* Task statement
Word for word, set down the entries that follow.

* Material for this exercise

********************

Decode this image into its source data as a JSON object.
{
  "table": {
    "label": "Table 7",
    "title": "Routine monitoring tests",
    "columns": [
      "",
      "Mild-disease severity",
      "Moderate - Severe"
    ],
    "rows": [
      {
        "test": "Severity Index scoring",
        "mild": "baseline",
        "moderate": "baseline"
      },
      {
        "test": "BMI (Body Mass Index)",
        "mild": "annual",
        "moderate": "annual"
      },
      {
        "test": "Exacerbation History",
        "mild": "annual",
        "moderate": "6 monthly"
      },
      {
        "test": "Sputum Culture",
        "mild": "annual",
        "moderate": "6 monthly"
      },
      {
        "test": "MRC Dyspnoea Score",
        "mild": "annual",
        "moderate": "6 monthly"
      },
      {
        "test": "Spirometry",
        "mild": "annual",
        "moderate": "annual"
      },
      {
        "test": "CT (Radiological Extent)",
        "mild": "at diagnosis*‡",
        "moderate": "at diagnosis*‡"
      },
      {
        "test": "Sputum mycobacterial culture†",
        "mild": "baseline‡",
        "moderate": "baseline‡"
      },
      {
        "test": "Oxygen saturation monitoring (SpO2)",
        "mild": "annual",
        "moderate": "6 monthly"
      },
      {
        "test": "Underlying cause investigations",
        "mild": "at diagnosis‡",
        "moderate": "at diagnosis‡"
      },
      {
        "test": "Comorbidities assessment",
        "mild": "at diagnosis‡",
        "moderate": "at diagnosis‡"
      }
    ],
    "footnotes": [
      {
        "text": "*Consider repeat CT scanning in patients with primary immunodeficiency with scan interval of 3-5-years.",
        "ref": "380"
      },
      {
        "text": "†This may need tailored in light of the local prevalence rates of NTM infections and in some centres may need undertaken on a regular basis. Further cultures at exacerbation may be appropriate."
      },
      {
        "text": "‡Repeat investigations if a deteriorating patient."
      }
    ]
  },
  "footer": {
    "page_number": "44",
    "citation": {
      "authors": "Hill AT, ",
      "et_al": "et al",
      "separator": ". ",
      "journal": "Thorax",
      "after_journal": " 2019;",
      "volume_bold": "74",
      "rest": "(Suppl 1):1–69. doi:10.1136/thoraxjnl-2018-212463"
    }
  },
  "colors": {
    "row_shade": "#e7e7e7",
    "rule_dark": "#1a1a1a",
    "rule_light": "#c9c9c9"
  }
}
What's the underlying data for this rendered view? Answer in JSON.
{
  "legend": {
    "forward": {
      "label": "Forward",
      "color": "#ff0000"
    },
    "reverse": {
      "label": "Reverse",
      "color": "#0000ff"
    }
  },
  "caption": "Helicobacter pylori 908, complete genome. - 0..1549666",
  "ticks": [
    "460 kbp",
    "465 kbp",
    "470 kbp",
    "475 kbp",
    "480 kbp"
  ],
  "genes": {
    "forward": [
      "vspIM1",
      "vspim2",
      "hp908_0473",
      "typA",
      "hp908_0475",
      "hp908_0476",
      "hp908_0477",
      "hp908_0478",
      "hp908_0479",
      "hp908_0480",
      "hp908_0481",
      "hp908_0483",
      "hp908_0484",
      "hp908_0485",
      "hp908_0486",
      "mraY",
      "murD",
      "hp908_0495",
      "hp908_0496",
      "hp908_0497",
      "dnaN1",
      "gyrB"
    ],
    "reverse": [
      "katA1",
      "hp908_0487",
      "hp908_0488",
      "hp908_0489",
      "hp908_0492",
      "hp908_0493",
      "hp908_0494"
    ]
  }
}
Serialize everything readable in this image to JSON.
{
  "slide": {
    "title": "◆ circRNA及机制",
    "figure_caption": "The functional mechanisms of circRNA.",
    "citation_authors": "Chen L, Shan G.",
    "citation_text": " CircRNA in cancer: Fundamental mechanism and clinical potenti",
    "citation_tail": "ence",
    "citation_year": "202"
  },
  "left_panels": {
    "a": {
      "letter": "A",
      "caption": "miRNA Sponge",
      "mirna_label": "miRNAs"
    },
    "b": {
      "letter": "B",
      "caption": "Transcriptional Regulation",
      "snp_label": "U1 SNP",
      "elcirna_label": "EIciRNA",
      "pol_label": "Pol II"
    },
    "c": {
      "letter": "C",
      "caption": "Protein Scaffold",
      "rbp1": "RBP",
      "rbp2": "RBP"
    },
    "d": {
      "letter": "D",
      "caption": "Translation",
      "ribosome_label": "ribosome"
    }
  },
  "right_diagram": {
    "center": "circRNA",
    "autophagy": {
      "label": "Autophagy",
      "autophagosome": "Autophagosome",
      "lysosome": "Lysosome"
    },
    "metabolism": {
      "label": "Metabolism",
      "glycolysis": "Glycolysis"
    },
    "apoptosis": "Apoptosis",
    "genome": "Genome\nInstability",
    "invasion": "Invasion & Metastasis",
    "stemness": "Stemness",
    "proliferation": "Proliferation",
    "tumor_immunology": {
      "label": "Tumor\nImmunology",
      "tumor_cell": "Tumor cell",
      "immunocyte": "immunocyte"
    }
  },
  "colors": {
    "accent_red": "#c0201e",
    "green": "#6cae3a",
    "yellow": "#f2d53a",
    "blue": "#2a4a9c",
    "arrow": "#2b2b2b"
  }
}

********************

* Answer below
Decode this image into its source data as a JSON object.
{
  "table": {
    "label": "Table 7",
    "title": "Routine monitoring tests",
    "columns": [
      "",
      "Mild-disease severity",
      "Moderate - Severe"
    ],
    "rows": [
      {
        "test": "Severity Index scoring",
        "mild": "baseline",
        "moderate": "baseline"
      },
      {
        "test": "BMI (Body Mass Index)",
        "mild": "annual",
        "moderate": "annual"
      },
      {
        "test": "Exacerbation History",
        "mild": "annual",
        "moderate": "6 monthly"
      },
      {
        "test": "Sputum Culture",
        "mild": "annual",
        "moderate": "6 monthly"
      },
      {
        "test": "MRC Dyspnoea Score",
        "mild": "annual",
        "moderate": "6 monthly"
      },
      {
        "test": "Spirometry",
        "mild": "annual",
        "moderate": "annual"
      },
      {
        "test": "CT (Radiological Extent)",
        "mild": "at diagnosis*‡",
        "moderate": "at diagnosis*‡"
      },
      {
        "test": "Sputum mycobacterial culture†",
        "mild": "baseline‡",
        "moderate": "baseline‡"
      },
      {
        "test": "Oxygen saturation monitoring (SpO2)",
        "mild": "annual",
        "moderate": "6 monthly"
      },
      {
        "test": "Underlying cause investigations",
        "mild": "at diagnosis‡",
        "moderate": "at diagnosis‡"
      },
      {
        "test": "Comorbidities assessment",
        "mild": "at diagnosis‡",
        "moderate": "at diagnosis‡"
      }
    ],
    "footnotes": [
      {
        "text": "*Consider repeat CT scanning in patients with primary immunodeficiency with scan interval of 3-5-years.",
        "ref": "380"
      },
      {
        "text": "†This may need tailored in light of the local prevalence rates of NTM infections and in some centres may need undertaken on a regular basis. Further cultures at exacerbation may be appropriate."
      },
      {
        "text": "‡Repeat investigations if a deteriorating patient."
      }
    ]
  },
  "footer": {
    "page_number": "44",
    "citation": {
      "authors": "Hill AT, ",
      "et_al": "et al",
      "separator": ". ",
      "journal": "Thorax",
      "after_journal": " 2019;",
      "volume_bold": "74",
      "rest": "(Suppl 1):1–69. doi:10.1136/thoraxjnl-2018-212463"
    }
  },
  "colors": {
    "row_shade": "#e7e7e7",
    "rule_dark": "#1a1a1a",
    "rule_light": "#c9c9c9"
  }
}
What's the underlying data for this rendered view? Answer in JSON.
{
  "legend": {
    "forward": {
      "label": "Forward",
      "color": "#ff0000"
    },
    "reverse": {
      "label": "Reverse",
      "color": "#0000ff"
    }
  },
  "caption": "Helicobacter pylori 908, complete genome. - 0..1549666",
  "ticks": [
    "460 kbp",
    "465 kbp",
    "470 kbp",
    "475 kbp",
    "480 kbp"
  ],
  "genes": {
    "forward": [
      "vspIM1",
      "vspim2",
      "hp908_0473",
      "typA",
      "hp908_0475",
      "hp908_0476",
      "hp908_0477",
      "hp908_0478",
      "hp908_0479",
      "hp908_0480",
      "hp908_0481",
      "hp908_0483",
      "hp908_0484",
      "hp908_0485",
      "hp908_0486",
      "mraY",
      "murD",
      "hp908_0495",
      "hp908_0496",
      "hp908_0497",
      "dnaN1",
      "gyrB"
    ],
    "reverse": [
      "katA1",
      "hp908_0487",
      "hp908_0488",
      "hp908_0489",
      "hp908_0492",
      "hp908_0493",
      "hp908_0494"
    ]
  }
}
Serialize everything readable in this image to JSON.
{
  "slide": {
    "title": "◆ circRNA及机制",
    "figure_caption": "The functional mechanisms of circRNA.",
    "citation_authors": "Chen L, Shan G.",
    "citation_text": " CircRNA in cancer: Fundamental mechanism and clinical potenti",
    "citation_tail": "ence",
    "citation_year": "202"
  },
  "left_panels": {
    "a": {
      "letter": "A",
      "caption": "miRNA Sponge",
      "mirna_label": "miRNAs"
    },
    "b": {
      "letter": "B",
      "caption": "Transcriptional Regulation",
      "snp_label": "U1 SNP",
      "elcirna_label": "EIciRNA",
      "pol_label": "Pol II"
    },
    "c": {
      "letter": "C",
      "caption": "Protein Scaffold",
      "rbp1": "RBP",
      "rbp2": "RBP"
    },
    "d": {
      "letter": "D",
      "caption": "Translation",
      "ribosome_label": "ribosome"
    }
  },
  "right_diagram": {
    "center": "circRNA",
    "autophagy": {
      "label": "Autophagy",
      "autophagosome": "Autophagosome",
      "lysosome": "Lysosome"
    },
    "metabolism": {
      "label": "Metabolism",
      "glycolysis": "Glycolysis"
    },
    "apoptosis": "Apoptosis",
    "genome": "Genome\nInstability",
    "invasion": "Invasion & Metastasis",
    "stemness": "Stemness",
    "proliferation": "Proliferation",
    "tumor_immunology": {
      "label": "Tumor\nImmunology",
      "tumor_cell": "Tumor cell",
      "immunocyte": "immunocyte"
    }
  },
  "colors": {
    "accent_red": "#c0201e",
    "green": "#6cae3a",
    "yellow": "#f2d53a",
    "blue": "#2a4a9c",
    "arrow": "#2b2b2b"
  }
}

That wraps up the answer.